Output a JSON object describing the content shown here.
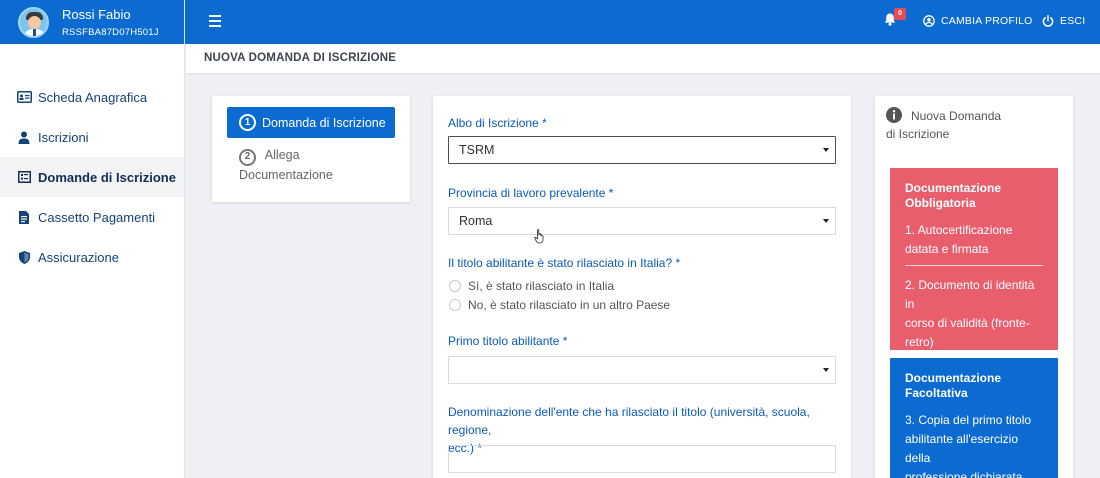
{
  "user": {
    "name": "Rossi Fabio",
    "code": "RSSFBA87D07H501J"
  },
  "topbar": {
    "notifications_count": "0",
    "change_profile_label": "CAMBIA PROFILO",
    "logout_label": "ESCI"
  },
  "sidebar": {
    "items": [
      {
        "label": "Scheda Anagrafica",
        "icon": "id-card-icon"
      },
      {
        "label": "Iscrizioni",
        "icon": "user-icon"
      },
      {
        "label": "Domande di Iscrizione",
        "icon": "form-icon",
        "active": true
      },
      {
        "label": "Cassetto Pagamenti",
        "icon": "document-icon"
      },
      {
        "label": "Assicurazione",
        "icon": "shield-icon"
      }
    ]
  },
  "page": {
    "title": "NUOVA DOMANDA DI ISCRIZIONE"
  },
  "steps": [
    {
      "number": "1",
      "label": "Domanda di Iscrizione",
      "active": true
    },
    {
      "number": "2",
      "label_line1": "Allega",
      "label_line2": "Documentazione",
      "active": false
    }
  ],
  "form": {
    "albo": {
      "label": "Albo di Iscrizione *",
      "value": "TSRM"
    },
    "provincia": {
      "label": "Provincia di lavoro prevalente *",
      "value": "Roma"
    },
    "titolo_italia": {
      "label": "Il titolo abilitante è stato rilasciato in Italia? *",
      "options": [
        "Sì, è stato rilasciato in Italia",
        "No, è stato rilasciato in un altro Paese"
      ]
    },
    "primo_titolo": {
      "label": "Primo titolo abilitante *",
      "value": ""
    },
    "ente": {
      "label_line1": "Denominazione dell'ente che ha rilasciato il titolo (università, scuola, regione,",
      "label_line2": "ecc.) *",
      "value": ""
    }
  },
  "info": {
    "title_line1": "Nuova Domanda",
    "title_line2": "di Iscrizione",
    "obbligatoria": {
      "title_line1": "Documentazione",
      "title_line2": "Obbligatoria",
      "items": [
        {
          "l1": "1. Autocertificazione",
          "l2": "datata e firmata"
        },
        {
          "l1": "2. Documento di identità in",
          "l2": "corso di validità (fronte-",
          "l3": "retro)"
        }
      ]
    },
    "facoltativa": {
      "title_line1": "Documentazione",
      "title_line2": "Facoltativa",
      "items": [
        {
          "l1": "3. Copia del primo titolo",
          "l2": "abilitante all'esercizio della",
          "l3": "professione dichiarata"
        }
      ]
    }
  },
  "colors": {
    "primary": "#0c6bd0",
    "danger": "#e85e6d",
    "label": "#0a5bb5",
    "badge": "#e84a57"
  }
}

• Given request
Copy the material above in full and exactly, skipping pictures.

• Result of this exercise
Output a JSON object describing the content shown here.
{
  "user": {
    "name": "Rossi Fabio",
    "code": "RSSFBA87D07H501J"
  },
  "topbar": {
    "notifications_count": "0",
    "change_profile_label": "CAMBIA PROFILO",
    "logout_label": "ESCI"
  },
  "sidebar": {
    "items": [
      {
        "label": "Scheda Anagrafica",
        "icon": "id-card-icon"
      },
      {
        "label": "Iscrizioni",
        "icon": "user-icon"
      },
      {
        "label": "Domande di Iscrizione",
        "icon": "form-icon",
        "active": true
      },
      {
        "label": "Cassetto Pagamenti",
        "icon": "document-icon"
      },
      {
        "label": "Assicurazione",
        "icon": "shield-icon"
      }
    ]
  },
  "page": {
    "title": "NUOVA DOMANDA DI ISCRIZIONE"
  },
  "steps": [
    {
      "number": "1",
      "label": "Domanda di Iscrizione",
      "active": true
    },
    {
      "number": "2",
      "label_line1": "Allega",
      "label_line2": "Documentazione",
      "active": false
    }
  ],
  "form": {
    "albo": {
      "label": "Albo di Iscrizione *",
      "value": "TSRM"
    },
    "provincia": {
      "label": "Provincia di lavoro prevalente *",
      "value": "Roma"
    },
    "titolo_italia": {
      "label": "Il titolo abilitante è stato rilasciato in Italia? *",
      "options": [
        "Sì, è stato rilasciato in Italia",
        "No, è stato rilasciato in un altro Paese"
      ]
    },
    "primo_titolo": {
      "label": "Primo titolo abilitante *",
      "value": ""
    },
    "ente": {
      "label_line1": "Denominazione dell'ente che ha rilasciato il titolo (università, scuola, regione,",
      "label_line2": "ecc.) *",
      "value": ""
    }
  },
  "info": {
    "title_line1": "Nuova Domanda",
    "title_line2": "di Iscrizione",
    "obbligatoria": {
      "title_line1": "Documentazione",
      "title_line2": "Obbligatoria",
      "items": [
        {
          "l1": "1. Autocertificazione",
          "l2": "datata e firmata"
        },
        {
          "l1": "2. Documento di identità in",
          "l2": "corso di validità (fronte-",
          "l3": "retro)"
        }
      ]
    },
    "facoltativa": {
      "title_line1": "Documentazione",
      "title_line2": "Facoltativa",
      "items": [
        {
          "l1": "3. Copia del primo titolo",
          "l2": "abilitante all'esercizio della",
          "l3": "professione dichiarata"
        }
      ]
    }
  },
  "colors": {
    "primary": "#0c6bd0",
    "danger": "#e85e6d",
    "label": "#0a5bb5",
    "badge": "#e84a57"
  }
}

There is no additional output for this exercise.